[Raw records]
◇ ◇ ◇ ◇ ◇
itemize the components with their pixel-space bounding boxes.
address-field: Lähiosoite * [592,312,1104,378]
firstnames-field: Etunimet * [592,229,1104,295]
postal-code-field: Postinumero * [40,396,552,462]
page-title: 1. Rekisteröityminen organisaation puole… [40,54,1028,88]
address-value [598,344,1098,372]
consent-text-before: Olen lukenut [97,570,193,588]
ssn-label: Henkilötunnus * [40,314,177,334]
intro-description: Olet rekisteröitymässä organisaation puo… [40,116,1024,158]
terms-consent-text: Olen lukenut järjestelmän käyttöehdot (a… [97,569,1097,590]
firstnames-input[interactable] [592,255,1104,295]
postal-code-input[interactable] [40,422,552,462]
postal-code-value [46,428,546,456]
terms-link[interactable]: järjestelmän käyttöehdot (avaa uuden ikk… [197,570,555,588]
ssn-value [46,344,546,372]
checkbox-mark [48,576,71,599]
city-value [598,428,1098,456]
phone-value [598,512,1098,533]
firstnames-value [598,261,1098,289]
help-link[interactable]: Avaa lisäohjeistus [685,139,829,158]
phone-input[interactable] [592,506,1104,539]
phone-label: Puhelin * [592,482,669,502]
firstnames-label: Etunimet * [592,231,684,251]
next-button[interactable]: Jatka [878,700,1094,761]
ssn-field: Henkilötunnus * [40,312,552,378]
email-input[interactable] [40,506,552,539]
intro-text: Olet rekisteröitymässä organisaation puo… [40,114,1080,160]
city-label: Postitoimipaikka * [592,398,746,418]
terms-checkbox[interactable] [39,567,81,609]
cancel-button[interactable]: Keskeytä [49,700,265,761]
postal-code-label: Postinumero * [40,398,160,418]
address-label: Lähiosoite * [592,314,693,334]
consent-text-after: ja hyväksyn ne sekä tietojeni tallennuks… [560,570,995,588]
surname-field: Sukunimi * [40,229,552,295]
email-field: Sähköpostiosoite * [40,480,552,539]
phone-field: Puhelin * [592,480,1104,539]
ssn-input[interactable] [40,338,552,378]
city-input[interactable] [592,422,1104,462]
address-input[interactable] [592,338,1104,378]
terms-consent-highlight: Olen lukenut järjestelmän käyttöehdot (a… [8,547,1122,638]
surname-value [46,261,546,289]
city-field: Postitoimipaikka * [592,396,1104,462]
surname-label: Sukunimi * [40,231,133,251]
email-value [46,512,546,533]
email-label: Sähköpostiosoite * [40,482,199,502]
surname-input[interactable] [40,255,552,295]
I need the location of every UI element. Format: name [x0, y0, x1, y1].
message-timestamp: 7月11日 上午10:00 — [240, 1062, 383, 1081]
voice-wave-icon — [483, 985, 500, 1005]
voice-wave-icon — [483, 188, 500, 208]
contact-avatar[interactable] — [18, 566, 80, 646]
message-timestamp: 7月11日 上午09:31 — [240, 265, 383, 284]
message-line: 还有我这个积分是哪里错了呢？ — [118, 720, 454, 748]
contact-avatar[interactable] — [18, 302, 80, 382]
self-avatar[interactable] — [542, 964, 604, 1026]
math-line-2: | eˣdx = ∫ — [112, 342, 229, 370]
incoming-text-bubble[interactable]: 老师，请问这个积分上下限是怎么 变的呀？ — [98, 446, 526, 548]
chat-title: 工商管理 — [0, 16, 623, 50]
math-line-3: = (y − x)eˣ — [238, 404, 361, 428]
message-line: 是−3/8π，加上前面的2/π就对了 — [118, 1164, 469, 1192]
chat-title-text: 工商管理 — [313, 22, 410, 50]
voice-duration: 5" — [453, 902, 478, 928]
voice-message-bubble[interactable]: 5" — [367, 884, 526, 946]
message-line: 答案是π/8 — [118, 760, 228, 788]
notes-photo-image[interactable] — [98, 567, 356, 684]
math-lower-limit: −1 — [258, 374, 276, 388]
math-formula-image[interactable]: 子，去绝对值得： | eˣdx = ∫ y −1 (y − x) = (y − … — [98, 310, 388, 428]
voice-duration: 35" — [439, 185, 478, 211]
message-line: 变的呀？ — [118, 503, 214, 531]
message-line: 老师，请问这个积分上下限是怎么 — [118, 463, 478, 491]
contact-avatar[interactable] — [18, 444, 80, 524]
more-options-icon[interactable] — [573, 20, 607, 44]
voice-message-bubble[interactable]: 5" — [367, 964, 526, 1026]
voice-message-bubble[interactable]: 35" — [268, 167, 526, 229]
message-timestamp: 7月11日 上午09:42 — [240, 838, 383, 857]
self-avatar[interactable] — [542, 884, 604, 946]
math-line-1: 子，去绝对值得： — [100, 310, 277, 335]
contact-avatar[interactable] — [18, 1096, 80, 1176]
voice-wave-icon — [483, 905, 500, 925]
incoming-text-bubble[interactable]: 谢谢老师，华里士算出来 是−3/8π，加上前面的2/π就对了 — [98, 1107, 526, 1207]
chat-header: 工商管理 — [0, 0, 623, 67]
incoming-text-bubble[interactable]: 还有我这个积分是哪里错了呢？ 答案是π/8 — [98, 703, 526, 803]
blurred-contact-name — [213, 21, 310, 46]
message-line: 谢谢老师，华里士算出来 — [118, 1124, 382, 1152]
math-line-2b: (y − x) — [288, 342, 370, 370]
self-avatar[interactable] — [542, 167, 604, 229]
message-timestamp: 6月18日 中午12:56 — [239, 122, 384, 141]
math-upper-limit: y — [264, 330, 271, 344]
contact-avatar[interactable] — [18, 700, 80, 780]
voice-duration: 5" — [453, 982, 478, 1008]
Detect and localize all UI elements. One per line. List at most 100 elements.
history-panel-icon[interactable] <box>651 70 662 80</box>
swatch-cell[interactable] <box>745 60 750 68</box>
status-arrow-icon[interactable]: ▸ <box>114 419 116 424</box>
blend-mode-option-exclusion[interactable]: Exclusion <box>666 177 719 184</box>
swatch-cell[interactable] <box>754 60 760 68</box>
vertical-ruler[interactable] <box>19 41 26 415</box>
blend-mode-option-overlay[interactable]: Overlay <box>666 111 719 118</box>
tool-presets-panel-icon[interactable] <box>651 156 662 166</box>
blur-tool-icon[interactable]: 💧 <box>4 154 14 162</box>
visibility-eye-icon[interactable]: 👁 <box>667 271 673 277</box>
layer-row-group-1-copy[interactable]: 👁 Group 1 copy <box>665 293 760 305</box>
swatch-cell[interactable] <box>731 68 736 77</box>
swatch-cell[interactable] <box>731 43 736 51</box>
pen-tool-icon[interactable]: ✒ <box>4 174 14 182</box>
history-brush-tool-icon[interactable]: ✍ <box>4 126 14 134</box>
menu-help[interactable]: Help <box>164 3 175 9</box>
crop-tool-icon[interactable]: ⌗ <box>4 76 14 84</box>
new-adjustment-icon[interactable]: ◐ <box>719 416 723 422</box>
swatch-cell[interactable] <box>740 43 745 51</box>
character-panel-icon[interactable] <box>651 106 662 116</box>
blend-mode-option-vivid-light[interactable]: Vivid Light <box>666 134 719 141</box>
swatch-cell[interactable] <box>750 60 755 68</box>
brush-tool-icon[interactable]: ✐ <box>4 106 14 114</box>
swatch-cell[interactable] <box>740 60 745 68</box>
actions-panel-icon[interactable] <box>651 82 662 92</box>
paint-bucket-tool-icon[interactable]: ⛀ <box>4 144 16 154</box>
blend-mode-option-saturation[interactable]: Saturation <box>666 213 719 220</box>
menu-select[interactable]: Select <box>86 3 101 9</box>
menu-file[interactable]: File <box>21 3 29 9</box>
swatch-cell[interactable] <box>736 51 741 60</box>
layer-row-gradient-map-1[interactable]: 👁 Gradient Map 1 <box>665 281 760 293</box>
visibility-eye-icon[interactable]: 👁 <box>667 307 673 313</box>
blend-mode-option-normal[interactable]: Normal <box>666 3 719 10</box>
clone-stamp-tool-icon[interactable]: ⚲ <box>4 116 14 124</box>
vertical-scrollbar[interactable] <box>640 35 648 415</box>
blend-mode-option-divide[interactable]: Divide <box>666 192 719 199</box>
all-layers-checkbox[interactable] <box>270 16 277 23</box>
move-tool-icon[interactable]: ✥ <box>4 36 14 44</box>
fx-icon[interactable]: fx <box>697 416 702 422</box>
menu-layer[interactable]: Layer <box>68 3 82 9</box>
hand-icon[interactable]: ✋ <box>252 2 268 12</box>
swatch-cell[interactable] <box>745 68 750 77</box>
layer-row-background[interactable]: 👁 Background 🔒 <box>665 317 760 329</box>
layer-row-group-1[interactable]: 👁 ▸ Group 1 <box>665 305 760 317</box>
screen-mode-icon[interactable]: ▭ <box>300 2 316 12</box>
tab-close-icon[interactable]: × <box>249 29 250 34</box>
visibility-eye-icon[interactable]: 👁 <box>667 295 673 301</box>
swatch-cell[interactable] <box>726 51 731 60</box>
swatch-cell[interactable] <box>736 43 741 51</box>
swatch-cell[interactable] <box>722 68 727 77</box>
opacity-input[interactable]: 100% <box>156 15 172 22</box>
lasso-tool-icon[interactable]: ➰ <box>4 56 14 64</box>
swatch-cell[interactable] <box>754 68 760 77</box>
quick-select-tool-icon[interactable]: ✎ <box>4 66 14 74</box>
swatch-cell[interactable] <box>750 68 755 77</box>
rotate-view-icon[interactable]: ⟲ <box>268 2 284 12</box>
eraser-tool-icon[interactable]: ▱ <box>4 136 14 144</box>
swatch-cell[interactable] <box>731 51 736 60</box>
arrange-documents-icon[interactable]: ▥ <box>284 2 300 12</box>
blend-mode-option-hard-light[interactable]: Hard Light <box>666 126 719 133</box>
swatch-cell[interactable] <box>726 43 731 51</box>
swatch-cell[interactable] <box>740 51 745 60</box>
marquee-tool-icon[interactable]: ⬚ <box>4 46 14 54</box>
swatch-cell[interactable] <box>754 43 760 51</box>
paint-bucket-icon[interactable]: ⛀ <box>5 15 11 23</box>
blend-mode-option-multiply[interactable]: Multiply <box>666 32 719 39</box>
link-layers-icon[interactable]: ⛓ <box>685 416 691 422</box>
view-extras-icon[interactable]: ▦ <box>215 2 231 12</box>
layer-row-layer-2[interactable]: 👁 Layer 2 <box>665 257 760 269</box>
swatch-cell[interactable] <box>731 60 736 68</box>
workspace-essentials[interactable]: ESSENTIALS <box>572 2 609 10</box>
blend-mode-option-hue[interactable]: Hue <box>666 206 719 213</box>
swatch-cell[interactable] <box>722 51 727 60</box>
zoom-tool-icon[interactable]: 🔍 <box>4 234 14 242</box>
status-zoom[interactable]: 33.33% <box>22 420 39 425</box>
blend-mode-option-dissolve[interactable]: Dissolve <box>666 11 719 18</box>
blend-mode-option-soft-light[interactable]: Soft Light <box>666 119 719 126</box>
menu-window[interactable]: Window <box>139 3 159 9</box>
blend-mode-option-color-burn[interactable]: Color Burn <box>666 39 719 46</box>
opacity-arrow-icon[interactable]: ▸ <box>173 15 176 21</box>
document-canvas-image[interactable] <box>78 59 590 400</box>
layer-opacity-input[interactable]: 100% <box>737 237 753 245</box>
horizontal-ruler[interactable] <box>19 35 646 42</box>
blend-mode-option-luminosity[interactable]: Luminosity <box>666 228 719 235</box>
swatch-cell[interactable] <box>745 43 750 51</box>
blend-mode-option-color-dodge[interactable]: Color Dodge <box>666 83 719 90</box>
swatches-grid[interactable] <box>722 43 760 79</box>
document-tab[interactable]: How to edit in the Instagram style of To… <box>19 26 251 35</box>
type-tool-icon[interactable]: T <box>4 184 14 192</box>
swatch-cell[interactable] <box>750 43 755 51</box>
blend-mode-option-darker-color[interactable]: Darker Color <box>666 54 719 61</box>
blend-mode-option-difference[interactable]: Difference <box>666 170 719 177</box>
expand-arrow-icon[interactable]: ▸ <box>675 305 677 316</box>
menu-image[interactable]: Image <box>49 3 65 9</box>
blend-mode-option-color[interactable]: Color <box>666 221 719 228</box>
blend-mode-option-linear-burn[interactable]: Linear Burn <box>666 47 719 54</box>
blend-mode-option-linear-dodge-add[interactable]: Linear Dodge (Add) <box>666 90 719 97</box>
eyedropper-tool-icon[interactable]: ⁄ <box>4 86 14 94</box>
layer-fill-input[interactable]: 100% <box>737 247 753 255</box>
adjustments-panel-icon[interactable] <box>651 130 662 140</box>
◇ ◇ ◇ ◇ ◇
▶ _DESCRIPTION OF THE TASK_
Can you copy out, word for word, the part of the material that opens with its very first line and closes with the line containing "page-title: 1. Rekisteröityminen", both ends included?

▶ _THE OUTPUT_
itemize the components with their pixel-space bounding boxes.
address-field: Lähiosoite * [592,312,1104,378]
firstnames-field: Etunimet * [592,229,1104,295]
postal-code-field: Postinumero * [40,396,552,462]
page-title: 1. Rekisteröityminen organisaation puole… [40,54,1028,88]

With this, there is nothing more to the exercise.